Entries from a dataset:
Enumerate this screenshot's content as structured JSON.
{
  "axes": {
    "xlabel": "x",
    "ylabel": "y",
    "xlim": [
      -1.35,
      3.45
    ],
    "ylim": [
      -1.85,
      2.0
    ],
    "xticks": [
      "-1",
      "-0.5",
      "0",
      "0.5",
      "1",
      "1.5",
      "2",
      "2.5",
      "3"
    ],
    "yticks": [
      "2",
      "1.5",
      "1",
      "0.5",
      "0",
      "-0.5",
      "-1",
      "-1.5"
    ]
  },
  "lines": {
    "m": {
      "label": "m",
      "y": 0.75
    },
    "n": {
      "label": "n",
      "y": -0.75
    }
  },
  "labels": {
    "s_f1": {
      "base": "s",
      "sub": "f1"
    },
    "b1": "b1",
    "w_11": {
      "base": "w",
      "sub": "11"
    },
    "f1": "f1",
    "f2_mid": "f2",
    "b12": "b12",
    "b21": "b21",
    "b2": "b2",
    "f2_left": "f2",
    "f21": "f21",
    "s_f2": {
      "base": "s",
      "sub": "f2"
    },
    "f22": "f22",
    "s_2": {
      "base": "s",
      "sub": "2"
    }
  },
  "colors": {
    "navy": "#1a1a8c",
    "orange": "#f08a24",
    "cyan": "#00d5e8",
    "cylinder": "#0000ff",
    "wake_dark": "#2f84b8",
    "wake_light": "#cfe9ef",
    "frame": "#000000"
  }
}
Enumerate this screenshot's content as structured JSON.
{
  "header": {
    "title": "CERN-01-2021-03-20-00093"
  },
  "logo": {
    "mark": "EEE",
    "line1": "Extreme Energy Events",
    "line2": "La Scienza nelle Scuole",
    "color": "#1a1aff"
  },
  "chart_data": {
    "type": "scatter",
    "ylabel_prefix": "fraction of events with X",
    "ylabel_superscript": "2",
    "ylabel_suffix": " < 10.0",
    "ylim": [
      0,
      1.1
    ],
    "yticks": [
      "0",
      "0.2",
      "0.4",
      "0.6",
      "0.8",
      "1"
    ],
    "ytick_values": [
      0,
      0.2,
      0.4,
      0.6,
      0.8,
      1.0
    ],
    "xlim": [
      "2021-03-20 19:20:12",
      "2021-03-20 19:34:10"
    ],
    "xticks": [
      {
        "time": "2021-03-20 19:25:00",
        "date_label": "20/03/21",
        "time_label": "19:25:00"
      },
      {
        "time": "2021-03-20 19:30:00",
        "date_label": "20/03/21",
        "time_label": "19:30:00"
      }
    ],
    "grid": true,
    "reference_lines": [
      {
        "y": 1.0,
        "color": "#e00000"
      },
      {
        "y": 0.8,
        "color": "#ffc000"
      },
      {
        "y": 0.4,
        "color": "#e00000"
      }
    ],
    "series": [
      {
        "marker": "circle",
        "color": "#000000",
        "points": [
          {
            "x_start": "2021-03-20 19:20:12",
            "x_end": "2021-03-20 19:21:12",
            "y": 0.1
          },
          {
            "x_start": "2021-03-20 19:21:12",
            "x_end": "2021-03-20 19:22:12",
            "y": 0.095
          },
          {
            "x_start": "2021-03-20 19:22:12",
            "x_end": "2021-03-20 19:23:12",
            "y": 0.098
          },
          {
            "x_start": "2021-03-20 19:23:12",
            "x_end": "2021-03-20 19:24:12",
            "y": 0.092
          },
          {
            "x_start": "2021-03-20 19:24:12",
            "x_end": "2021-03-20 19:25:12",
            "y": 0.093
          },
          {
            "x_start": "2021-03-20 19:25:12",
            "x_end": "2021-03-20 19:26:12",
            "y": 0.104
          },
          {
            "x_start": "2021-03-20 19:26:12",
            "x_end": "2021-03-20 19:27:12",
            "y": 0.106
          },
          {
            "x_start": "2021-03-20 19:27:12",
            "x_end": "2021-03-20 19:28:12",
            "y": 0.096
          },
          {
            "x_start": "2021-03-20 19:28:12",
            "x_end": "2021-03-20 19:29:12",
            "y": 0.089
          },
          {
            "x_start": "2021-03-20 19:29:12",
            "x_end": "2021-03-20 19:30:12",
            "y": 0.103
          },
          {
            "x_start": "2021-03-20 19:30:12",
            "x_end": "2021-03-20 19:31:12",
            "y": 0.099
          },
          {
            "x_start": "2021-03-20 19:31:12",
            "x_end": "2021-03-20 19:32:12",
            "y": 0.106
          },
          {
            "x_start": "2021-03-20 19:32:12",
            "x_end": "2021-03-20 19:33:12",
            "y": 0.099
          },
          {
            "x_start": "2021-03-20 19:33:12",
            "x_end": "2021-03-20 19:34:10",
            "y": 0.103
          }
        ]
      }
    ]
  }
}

§ **Task brief**:
Return the listing above in its exact form.

§ **The reply**:
Enumerate this screenshot's content as structured JSON.
{
  "axes": {
    "xlabel": "x",
    "ylabel": "y",
    "xlim": [
      -1.35,
      3.45
    ],
    "ylim": [
      -1.85,
      2.0
    ],
    "xticks": [
      "-1",
      "-0.5",
      "0",
      "0.5",
      "1",
      "1.5",
      "2",
      "2.5",
      "3"
    ],
    "yticks": [
      "2",
      "1.5",
      "1",
      "0.5",
      "0",
      "-0.5",
      "-1",
      "-1.5"
    ]
  },
  "lines": {
    "m": {
      "label": "m",
      "y": 0.75
    },
    "n": {
      "label": "n",
      "y": -0.75
    }
  },
  "labels": {
    "s_f1": {
      "base": "s",
      "sub": "f1"
    },
    "b1": "b1",
    "w_11": {
      "base": "w",
      "sub": "11"
    },
    "f1": "f1",
    "f2_mid": "f2",
    "b12": "b12",
    "b21": "b21",
    "b2": "b2",
    "f2_left": "f2",
    "f21": "f21",
    "s_f2": {
      "base": "s",
      "sub": "f2"
    },
    "f22": "f22",
    "s_2": {
      "base": "s",
      "sub": "2"
    }
  },
  "colors": {
    "navy": "#1a1a8c",
    "orange": "#f08a24",
    "cyan": "#00d5e8",
    "cylinder": "#0000ff",
    "wake_dark": "#2f84b8",
    "wake_light": "#cfe9ef",
    "frame": "#000000"
  }
}
Enumerate this screenshot's content as structured JSON.
{
  "header": {
    "title": "CERN-01-2021-03-20-00093"
  },
  "logo": {
    "mark": "EEE",
    "line1": "Extreme Energy Events",
    "line2": "La Scienza nelle Scuole",
    "color": "#1a1aff"
  },
  "chart_data": {
    "type": "scatter",
    "ylabel_prefix": "fraction of events with X",
    "ylabel_superscript": "2",
    "ylabel_suffix": " < 10.0",
    "ylim": [
      0,
      1.1
    ],
    "yticks": [
      "0",
      "0.2",
      "0.4",
      "0.6",
      "0.8",
      "1"
    ],
    "ytick_values": [
      0,
      0.2,
      0.4,
      0.6,
      0.8,
      1.0
    ],
    "xlim": [
      "2021-03-20 19:20:12",
      "2021-03-20 19:34:10"
    ],
    "xticks": [
      {
        "time": "2021-03-20 19:25:00",
        "date_label": "20/03/21",
        "time_label": "19:25:00"
      },
      {
        "time": "2021-03-20 19:30:00",
        "date_label": "20/03/21",
        "time_label": "19:30:00"
      }
    ],
    "grid": true,
    "reference_lines": [
      {
        "y": 1.0,
        "color": "#e00000"
      },
      {
        "y": 0.8,
        "color": "#ffc000"
      },
      {
        "y": 0.4,
        "color": "#e00000"
      }
    ],
    "series": [
      {
        "marker": "circle",
        "color": "#000000",
        "points": [
          {
            "x_start": "2021-03-20 19:20:12",
            "x_end": "2021-03-20 19:21:12",
            "y": 0.1
          },
          {
            "x_start": "2021-03-20 19:21:12",
            "x_end": "2021-03-20 19:22:12",
            "y": 0.095
          },
          {
            "x_start": "2021-03-20 19:22:12",
            "x_end": "2021-03-20 19:23:12",
            "y": 0.098
          },
          {
            "x_start": "2021-03-20 19:23:12",
            "x_end": "2021-03-20 19:24:12",
            "y": 0.092
          },
          {
            "x_start": "2021-03-20 19:24:12",
            "x_end": "2021-03-20 19:25:12",
            "y": 0.093
          },
          {
            "x_start": "2021-03-20 19:25:12",
            "x_end": "2021-03-20 19:26:12",
            "y": 0.104
          },
          {
            "x_start": "2021-03-20 19:26:12",
            "x_end": "2021-03-20 19:27:12",
            "y": 0.106
          },
          {
            "x_start": "2021-03-20 19:27:12",
            "x_end": "2021-03-20 19:28:12",
            "y": 0.096
          },
          {
            "x_start": "2021-03-20 19:28:12",
            "x_end": "2021-03-20 19:29:12",
            "y": 0.089
          },
          {
            "x_start": "2021-03-20 19:29:12",
            "x_end": "2021-03-20 19:30:12",
            "y": 0.103
          },
          {
            "x_start": "2021-03-20 19:30:12",
            "x_end": "2021-03-20 19:31:12",
            "y": 0.099
          },
          {
            "x_start": "2021-03-20 19:31:12",
            "x_end": "2021-03-20 19:32:12",
            "y": 0.106
          },
          {
            "x_start": "2021-03-20 19:32:12",
            "x_end": "2021-03-20 19:33:12",
            "y": 0.099
          },
          {
            "x_start": "2021-03-20 19:33:12",
            "x_end": "2021-03-20 19:34:10",
            "y": 0.103
          }
        ]
      }
    ]
  }
}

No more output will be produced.